▸ What is asked
Repeat the material below word for word and leave out all pictures.

▸ Supplied records
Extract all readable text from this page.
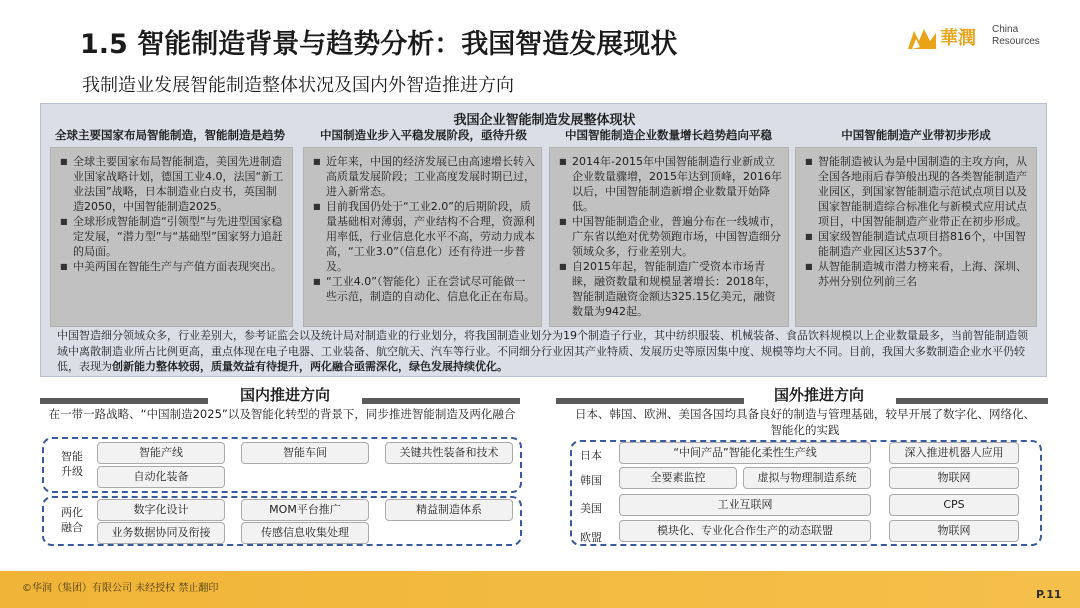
1.5 智能制造背景与趋势分析：我国智造发展现状
我制造业发展智能制造整体状况及国内外智造推进方向
華潤 China
Resources
我国企业智能制造发展整体现状
全球主要国家布局智能制造，智能制造是趋势	中国制造业步入平稳发展阶段，亟待升级	中国智能制造企业数量增长趋势趋向平稳	中国智能制造产业带初步形成
■ 全球主要国家布局智能制造，美国先进制造业国家战略计划，德国工业4.0，法国“新工业法国”战略，日本制造业白皮书，英国制造2050，中国智能制造2025。
■ 全球形成智能制造“引领型”与先进型国家稳定发展，“潜力型”与“基础型”国家努力追赶的局面。
■ 中美两国在智能生产与产值方面表现突出。
■ 近年来，中国的经济发展已由高速增长转入高质量发展阶段；工业高度发展时期已过，进入新常态。
■ 目前我国仍处于“工业2.0”的后期阶段，质量基础相对薄弱，产业结构不合理，资源利用率低，行业信息化水平不高，劳动力成本高，“工业3.0”（信息化）还有待进一步普及。
■ “工业4.0”（智能化）正在尝试尽可能做一些示范，制造的自动化、信息化正在布局。
■ 2014年-2015年中国智能制造行业新成立企业数量骤增，2015年达到顶峰，2016年以后，中国智能制造新增企业数量开始降低。
■ 中国智能制造企业，普遍分布在一线城市，广东省以绝对优势领跑市场，中国智造细分领域众多，行业差别大。
■ 自2015年起，智能制造广受资本市场青睐，融资数量和规模显著增长：2018年，智能制造融资金额达325.15亿美元，融资数量为942起。
■ 智能制造被认为是中国制造的主攻方向，从全国各地雨后春笋般出现的各类智能制造产业园区，到国家智能制造示范试点项目以及国家智能制造综合标准化与新模式应用试点项目，中国智能制造产业带正在初步形成。
■ 国家级智能制造试点项目搭816个，中国智能制造产业园区达537个。
■ 从智能制造城市潜力榜来看，上海、深圳、苏州分别位列前三名
中国智造细分领域众多，行业差别大，参考证监会以及统计局对制造业的行业划分，将我国制造业划分为19个制造子行业，其中纺织服装、机械装备、食品饮料规模以上企业数量最多，当前智能制造领域中离散制造业所占比例更高，重点体现在电子电器、工业装备、航空航天、汽车等行业。不同细分行业因其产业特质、发展历史等原因集中度、规模等均大不同。目前，我国大多数制造企业水平仍较低，表现为创新能力整体较弱，质量效益有待提升，两化融合亟需深化，绿色发展持续优化。
国内推进方向
在一带一路战略、“中国制造2025”以及智能化转型的背景下，同步推进智能制造及两化融合
智能
升级
智能产线	智能车间	关键共性装备和技术
自动化装备
两化
融合
数字化设计	MOM平台推广	精益制造体系
业务数据协同及衔接	传感信息收集处理
国外推进方向
日本、韩国、欧洲、美国各国均具备良好的制造与管理基础，较早开展了数字化、网络化、智能化的实践
日本
韩国
美国
欧盟
“中间产品”智能化柔性生产线	深入推进机器人应用
全要素监控	虚拟与物理制造系统	物联网
工业互联网	CPS
模块化、专业化合作生产的动态联盟	物联网
©华润（集团）有限公司 未经授权 禁止翻印	P.11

▸ The response
Extract all readable text from this page.
1.5 智能制造背景与趋势分析：我国智造发展现状
我制造业发展智能制造整体状况及国内外智造推进方向
華潤 China
Resources
我国企业智能制造发展整体现状
全球主要国家布局智能制造，智能制造是趋势	中国制造业步入平稳发展阶段，亟待升级	中国智能制造企业数量增长趋势趋向平稳	中国智能制造产业带初步形成
■ 全球主要国家布局智能制造，美国先进制造业国家战略计划，德国工业4.0，法国“新工业法国”战略，日本制造业白皮书，英国制造2050，中国智能制造2025。
■ 全球形成智能制造“引领型”与先进型国家稳定发展，“潜力型”与“基础型”国家努力追赶的局面。
■ 中美两国在智能生产与产值方面表现突出。
■ 近年来，中国的经济发展已由高速增长转入高质量发展阶段；工业高度发展时期已过，进入新常态。
■ 目前我国仍处于“工业2.0”的后期阶段，质量基础相对薄弱，产业结构不合理，资源利用率低，行业信息化水平不高，劳动力成本高，“工业3.0”（信息化）还有待进一步普及。
■ “工业4.0”（智能化）正在尝试尽可能做一些示范，制造的自动化、信息化正在布局。
■ 2014年-2015年中国智能制造行业新成立企业数量骤增，2015年达到顶峰，2016年以后，中国智能制造新增企业数量开始降低。
■ 中国智能制造企业，普遍分布在一线城市，广东省以绝对优势领跑市场，中国智造细分领域众多，行业差别大。
■ 自2015年起，智能制造广受资本市场青睐，融资数量和规模显著增长：2018年，智能制造融资金额达325.15亿美元，融资数量为942起。
■ 智能制造被认为是中国制造的主攻方向，从全国各地雨后春笋般出现的各类智能制造产业园区，到国家智能制造示范试点项目以及国家智能制造综合标准化与新模式应用试点项目，中国智能制造产业带正在初步形成。
■ 国家级智能制造试点项目搭816个，中国智能制造产业园区达537个。
■ 从智能制造城市潜力榜来看，上海、深圳、苏州分别位列前三名
中国智造细分领域众多，行业差别大，参考证监会以及统计局对制造业的行业划分，将我国制造业划分为19个制造子行业，其中纺织服装、机械装备、食品饮料规模以上企业数量最多，当前智能制造领域中离散制造业所占比例更高，重点体现在电子电器、工业装备、航空航天、汽车等行业。不同细分行业因其产业特质、发展历史等原因集中度、规模等均大不同。目前，我国大多数制造企业水平仍较低，表现为创新能力整体较弱，质量效益有待提升，两化融合亟需深化，绿色发展持续优化。
国内推进方向
在一带一路战略、“中国制造2025”以及智能化转型的背景下，同步推进智能制造及两化融合
智能
升级
智能产线	智能车间	关键共性装备和技术
自动化装备
两化
融合
数字化设计	MOM平台推广	精益制造体系
业务数据协同及衔接	传感信息收集处理
国外推进方向
日本、韩国、欧洲、美国各国均具备良好的制造与管理基础，较早开展了数字化、网络化、智能化的实践
日本
韩国
美国
欧盟
“中间产品”智能化柔性生产线	深入推进机器人应用
全要素监控	虚拟与物理制造系统	物联网
工业互联网	CPS
模块化、专业化合作生产的动态联盟	物联网
©华润（集团）有限公司 未经授权 禁止翻印	P.11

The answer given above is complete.